**Short problem**.
Repeat each entry word for word. Leave any images out of the copy.

**Stored data**.
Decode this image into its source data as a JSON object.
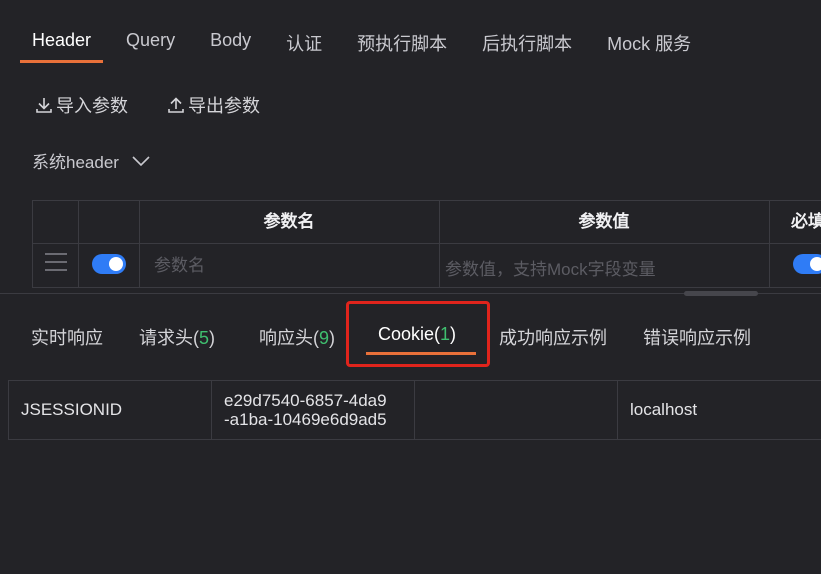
{
  "request_tabs": [
    {
      "label": "Header",
      "active": true
    },
    {
      "label": "Query"
    },
    {
      "label": "Body"
    },
    {
      "label": "认证"
    },
    {
      "label": "预执行脚本"
    },
    {
      "label": "后执行脚本"
    },
    {
      "label": "Mock 服务"
    }
  ],
  "actions": {
    "import_label": "导入参数",
    "export_label": "导出参数"
  },
  "system_header": {
    "label": "系统header"
  },
  "params_table": {
    "headers": {
      "name": "参数名",
      "value": "参数值",
      "required": "必填"
    },
    "placeholders": {
      "name": "参数名",
      "value": "参数值，支持Mock字段变量"
    },
    "row_enabled": true,
    "row_required": true
  },
  "response_tabs": [
    {
      "label": "实时响应"
    },
    {
      "label": "请求头(",
      "count": "5",
      "suffix": ")"
    },
    {
      "label": "响应头(",
      "count": "9",
      "suffix": ")"
    },
    {
      "label": "Cookie(",
      "count": "1",
      "suffix": ")",
      "active": true
    },
    {
      "label": "成功响应示例"
    },
    {
      "label": "错误响应示例"
    }
  ],
  "cookies": [
    {
      "name": "JSESSIONID",
      "value_line1": "e29d7540-6857-4da9",
      "value_line2": "-a1ba-10469e6d9ad5",
      "path": "",
      "domain": "localhost"
    }
  ],
  "colors": {
    "accent": "#e9713a",
    "toggle": "#2f7cf6",
    "count": "#3fbf6f",
    "highlight": "#e0241c",
    "background": "#232327"
  }
}
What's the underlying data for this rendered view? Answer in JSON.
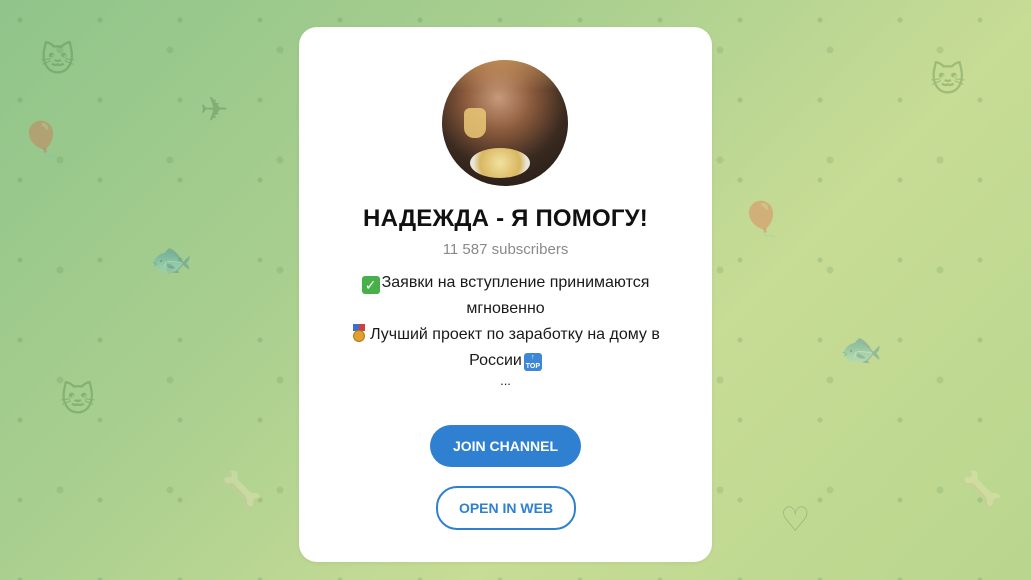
{
  "channel": {
    "title": "НАДЕЖДА - Я ПОМОГУ!",
    "subscribers": "11 587 subscribers",
    "description": {
      "line1": "Заявки на вступление принимаются",
      "line2": "мгновенно",
      "line3": "Лучший проект по заработку на дому в",
      "line4": "России",
      "more": "..."
    },
    "icons": {
      "check": "check-mark-emoji",
      "medal": "medal-emoji",
      "top": "top-arrow-emoji"
    }
  },
  "buttons": {
    "join": "JOIN CHANNEL",
    "web": "OPEN IN WEB"
  },
  "colors": {
    "accent": "#2f80d1",
    "background_start": "#8fc48a",
    "background_end": "#c7dc95"
  }
}
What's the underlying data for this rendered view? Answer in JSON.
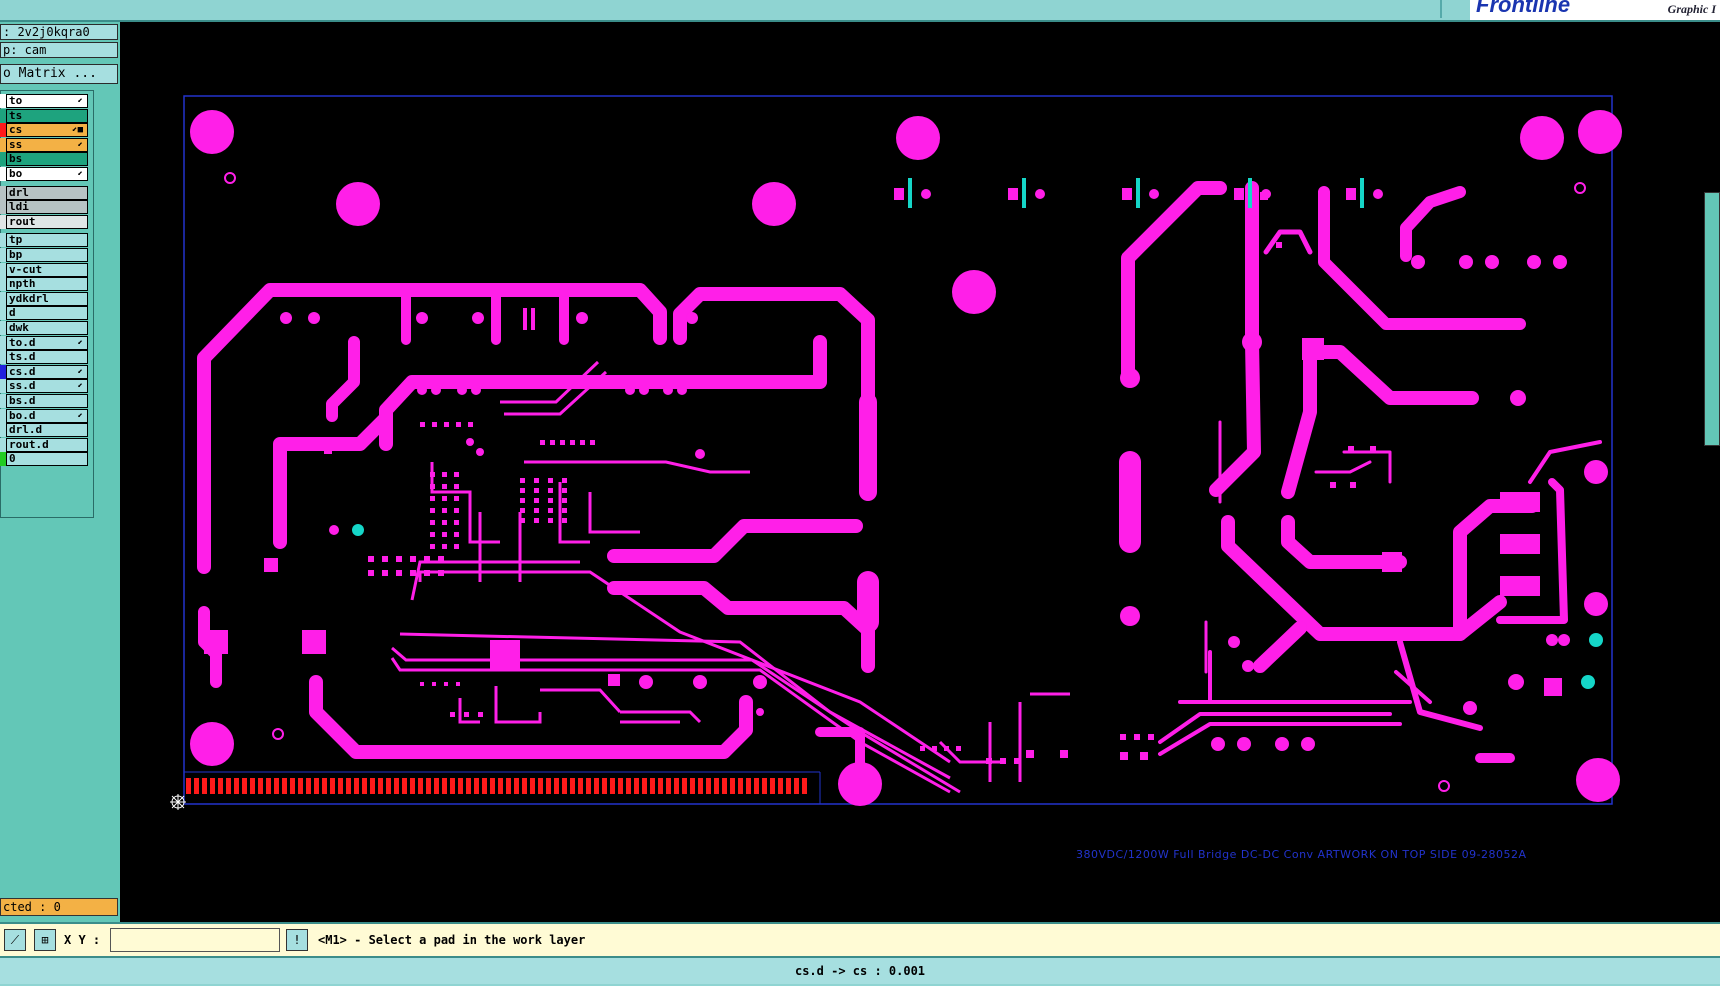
{
  "top": {
    "brand": "Frontline",
    "brand_sub": "Graphic I"
  },
  "left": {
    "job": ": 2v2j0kqra0",
    "step": "p: cam",
    "matrix_button": "o Matrix ...",
    "selected_count": "cted : 0",
    "layers": [
      {
        "name": "to",
        "color": "#ffffff",
        "swatch": "#ffffff",
        "mark": "⬋"
      },
      {
        "name": "ts",
        "color": "#1ea37e",
        "swatch": "#1ea37e",
        "mark": ""
      },
      {
        "name": "cs",
        "color": "#f3b145",
        "swatch": "#ff1a1a",
        "mark": "⬋■"
      },
      {
        "name": "ss",
        "color": "#f3b145",
        "swatch": "#f3b145",
        "mark": "⬋"
      },
      {
        "name": "bs",
        "color": "#1ea37e",
        "swatch": "#1ea37e",
        "mark": ""
      },
      {
        "name": "bo",
        "color": "#ffffff",
        "swatch": "#ffffff",
        "mark": "⬋"
      },
      {
        "name": "drl",
        "color": "#b7c3c4",
        "swatch": "#b7c3c4",
        "mark": ""
      },
      {
        "name": "ldi",
        "color": "#b7c3c4",
        "swatch": "#b7c3c4",
        "mark": ""
      },
      {
        "name": "rout",
        "color": "#dfe6e6",
        "swatch": "#dfe6e6",
        "mark": ""
      },
      {
        "name": "tp",
        "color": "#a6dfe0",
        "swatch": "#a6dfe0",
        "mark": ""
      },
      {
        "name": "bp",
        "color": "#a6dfe0",
        "swatch": "#a6dfe0",
        "mark": ""
      },
      {
        "name": "v-cut",
        "color": "#a6dfe0",
        "swatch": "#a6dfe0",
        "mark": ""
      },
      {
        "name": "npth",
        "color": "#a6dfe0",
        "swatch": "#a6dfe0",
        "mark": ""
      },
      {
        "name": "ydkdrl",
        "color": "#a6dfe0",
        "swatch": "#a6dfe0",
        "mark": ""
      },
      {
        "name": "d",
        "color": "#a6dfe0",
        "swatch": "#a6dfe0",
        "mark": ""
      },
      {
        "name": "dwk",
        "color": "#a6dfe0",
        "swatch": "#a6dfe0",
        "mark": ""
      },
      {
        "name": "to.d",
        "color": "#a6dfe0",
        "swatch": "#a6dfe0",
        "mark": "⬋"
      },
      {
        "name": "ts.d",
        "color": "#a6dfe0",
        "swatch": "#a6dfe0",
        "mark": ""
      },
      {
        "name": "cs.d",
        "color": "#a6dfe0",
        "swatch": "#2222dd",
        "mark": "⬋"
      },
      {
        "name": "ss.d",
        "color": "#a6dfe0",
        "swatch": "#a6dfe0",
        "mark": "⬋"
      },
      {
        "name": "bs.d",
        "color": "#a6dfe0",
        "swatch": "#a6dfe0",
        "mark": ""
      },
      {
        "name": "bo.d",
        "color": "#a6dfe0",
        "swatch": "#a6dfe0",
        "mark": "⬋"
      },
      {
        "name": "drl.d",
        "color": "#a6dfe0",
        "swatch": "#a6dfe0",
        "mark": ""
      },
      {
        "name": "rout.d",
        "color": "#a6dfe0",
        "swatch": "#a6dfe0",
        "mark": ""
      },
      {
        "name": "0",
        "color": "#a6dfe0",
        "swatch": "#22cc22",
        "mark": ""
      }
    ]
  },
  "status": {
    "xy_label": "X Y :",
    "xy_value": "",
    "prompt": "<M1> - Select a pad in the work layer",
    "footer": "cs.d -> cs : 0.001"
  },
  "board": {
    "caption": "380VDC/1200W Full Bridge DC-DC Conv ARTWORK ON TOP SIDE 09-28052A",
    "trace_color": "#ff1fe8",
    "pad_color_alt": "#15d6c8",
    "outline_color": "#2233cc",
    "connector_color": "#ff1a1a"
  },
  "icons": [
    "measure-icon",
    "snap-grid-icon",
    "alert-icon"
  ]
}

**Exercise solution**.
Decode this image into its source data as a JSON object.
{
  "request_tabs": [
    {
      "label": "Header",
      "active": true
    },
    {
      "label": "Query"
    },
    {
      "label": "Body"
    },
    {
      "label": "认证"
    },
    {
      "label": "预执行脚本"
    },
    {
      "label": "后执行脚本"
    },
    {
      "label": "Mock 服务"
    }
  ],
  "actions": {
    "import_label": "导入参数",
    "export_label": "导出参数"
  },
  "system_header": {
    "label": "系统header"
  },
  "params_table": {
    "headers": {
      "name": "参数名",
      "value": "参数值",
      "required": "必填"
    },
    "placeholders": {
      "name": "参数名",
      "value": "参数值，支持Mock字段变量"
    },
    "row_enabled": true,
    "row_required": true
  },
  "response_tabs": [
    {
      "label": "实时响应"
    },
    {
      "label": "请求头(",
      "count": "5",
      "suffix": ")"
    },
    {
      "label": "响应头(",
      "count": "9",
      "suffix": ")"
    },
    {
      "label": "Cookie(",
      "count": "1",
      "suffix": ")",
      "active": true
    },
    {
      "label": "成功响应示例"
    },
    {
      "label": "错误响应示例"
    }
  ],
  "cookies": [
    {
      "name": "JSESSIONID",
      "value_line1": "e29d7540-6857-4da9",
      "value_line2": "-a1ba-10469e6d9ad5",
      "path": "",
      "domain": "localhost"
    }
  ],
  "colors": {
    "accent": "#e9713a",
    "toggle": "#2f7cf6",
    "count": "#3fbf6f",
    "highlight": "#e0241c",
    "background": "#232327"
  }
}
What's the underlying data for this rendered view? Answer in JSON.
{
  "channel": {
    "title": "НАДЕЖДА - Я ПОМОГУ!",
    "subscribers": "11 587 subscribers",
    "description": {
      "line1": "Заявки на вступление принимаются",
      "line2": "мгновенно",
      "line3": "Лучший проект по заработку на дому в",
      "line4": "России",
      "more": "..."
    },
    "icons": {
      "check": "check-mark-emoji",
      "medal": "medal-emoji",
      "top": "top-arrow-emoji"
    }
  },
  "buttons": {
    "join": "JOIN CHANNEL",
    "web": "OPEN IN WEB"
  },
  "colors": {
    "accent": "#2f80d1",
    "background_start": "#8fc48a",
    "background_end": "#c7dc95"
  }
}
What's the underlying data for this rendered view? Answer in JSON.
{
  "top": {
    "brand": "Frontline",
    "brand_sub": "Graphic I"
  },
  "left": {
    "job": ": 2v2j0kqra0",
    "step": "p: cam",
    "matrix_button": "o Matrix ...",
    "selected_count": "cted : 0",
    "layers": [
      {
        "name": "to",
        "color": "#ffffff",
        "swatch": "#ffffff",
        "mark": "⬋"
      },
      {
        "name": "ts",
        "color": "#1ea37e",
        "swatch": "#1ea37e",
        "mark": ""
      },
      {
        "name": "cs",
        "color": "#f3b145",
        "swatch": "#ff1a1a",
        "mark": "⬋■"
      },
      {
        "name": "ss",
        "color": "#f3b145",
        "swatch": "#f3b145",
        "mark": "⬋"
      },
      {
        "name": "bs",
        "color": "#1ea37e",
        "swatch": "#1ea37e",
        "mark": ""
      },
      {
        "name": "bo",
        "color": "#ffffff",
        "swatch": "#ffffff",
        "mark": "⬋"
      },
      {
        "name": "drl",
        "color": "#b7c3c4",
        "swatch": "#b7c3c4",
        "mark": ""
      },
      {
        "name": "ldi",
        "color": "#b7c3c4",
        "swatch": "#b7c3c4",
        "mark": ""
      },
      {
        "name": "rout",
        "color": "#dfe6e6",
        "swatch": "#dfe6e6",
        "mark": ""
      },
      {
        "name": "tp",
        "color": "#a6dfe0",
        "swatch": "#a6dfe0",
        "mark": ""
      },
      {
        "name": "bp",
        "color": "#a6dfe0",
        "swatch": "#a6dfe0",
        "mark": ""
      },
      {
        "name": "v-cut",
        "color": "#a6dfe0",
        "swatch": "#a6dfe0",
        "mark": ""
      },
      {
        "name": "npth",
        "color": "#a6dfe0",
        "swatch": "#a6dfe0",
        "mark": ""
      },
      {
        "name": "ydkdrl",
        "color": "#a6dfe0",
        "swatch": "#a6dfe0",
        "mark": ""
      },
      {
        "name": "d",
        "color": "#a6dfe0",
        "swatch": "#a6dfe0",
        "mark": ""
      },
      {
        "name": "dwk",
        "color": "#a6dfe0",
        "swatch": "#a6dfe0",
        "mark": ""
      },
      {
        "name": "to.d",
        "color": "#a6dfe0",
        "swatch": "#a6dfe0",
        "mark": "⬋"
      },
      {
        "name": "ts.d",
        "color": "#a6dfe0",
        "swatch": "#a6dfe0",
        "mark": ""
      },
      {
        "name": "cs.d",
        "color": "#a6dfe0",
        "swatch": "#2222dd",
        "mark": "⬋"
      },
      {
        "name": "ss.d",
        "color": "#a6dfe0",
        "swatch": "#a6dfe0",
        "mark": "⬋"
      },
      {
        "name": "bs.d",
        "color": "#a6dfe0",
        "swatch": "#a6dfe0",
        "mark": ""
      },
      {
        "name": "bo.d",
        "color": "#a6dfe0",
        "swatch": "#a6dfe0",
        "mark": "⬋"
      },
      {
        "name": "drl.d",
        "color": "#a6dfe0",
        "swatch": "#a6dfe0",
        "mark": ""
      },
      {
        "name": "rout.d",
        "color": "#a6dfe0",
        "swatch": "#a6dfe0",
        "mark": ""
      },
      {
        "name": "0",
        "color": "#a6dfe0",
        "swatch": "#22cc22",
        "mark": ""
      }
    ]
  },
  "status": {
    "xy_label": "X Y :",
    "xy_value": "",
    "prompt": "<M1> - Select a pad in the work layer",
    "footer": "cs.d -> cs : 0.001"
  },
  "board": {
    "caption": "380VDC/1200W Full Bridge DC-DC Conv ARTWORK ON TOP SIDE 09-28052A",
    "trace_color": "#ff1fe8",
    "pad_color_alt": "#15d6c8",
    "outline_color": "#2233cc",
    "connector_color": "#ff1a1a"
  },
  "icons": [
    "measure-icon",
    "snap-grid-icon",
    "alert-icon"
  ]
}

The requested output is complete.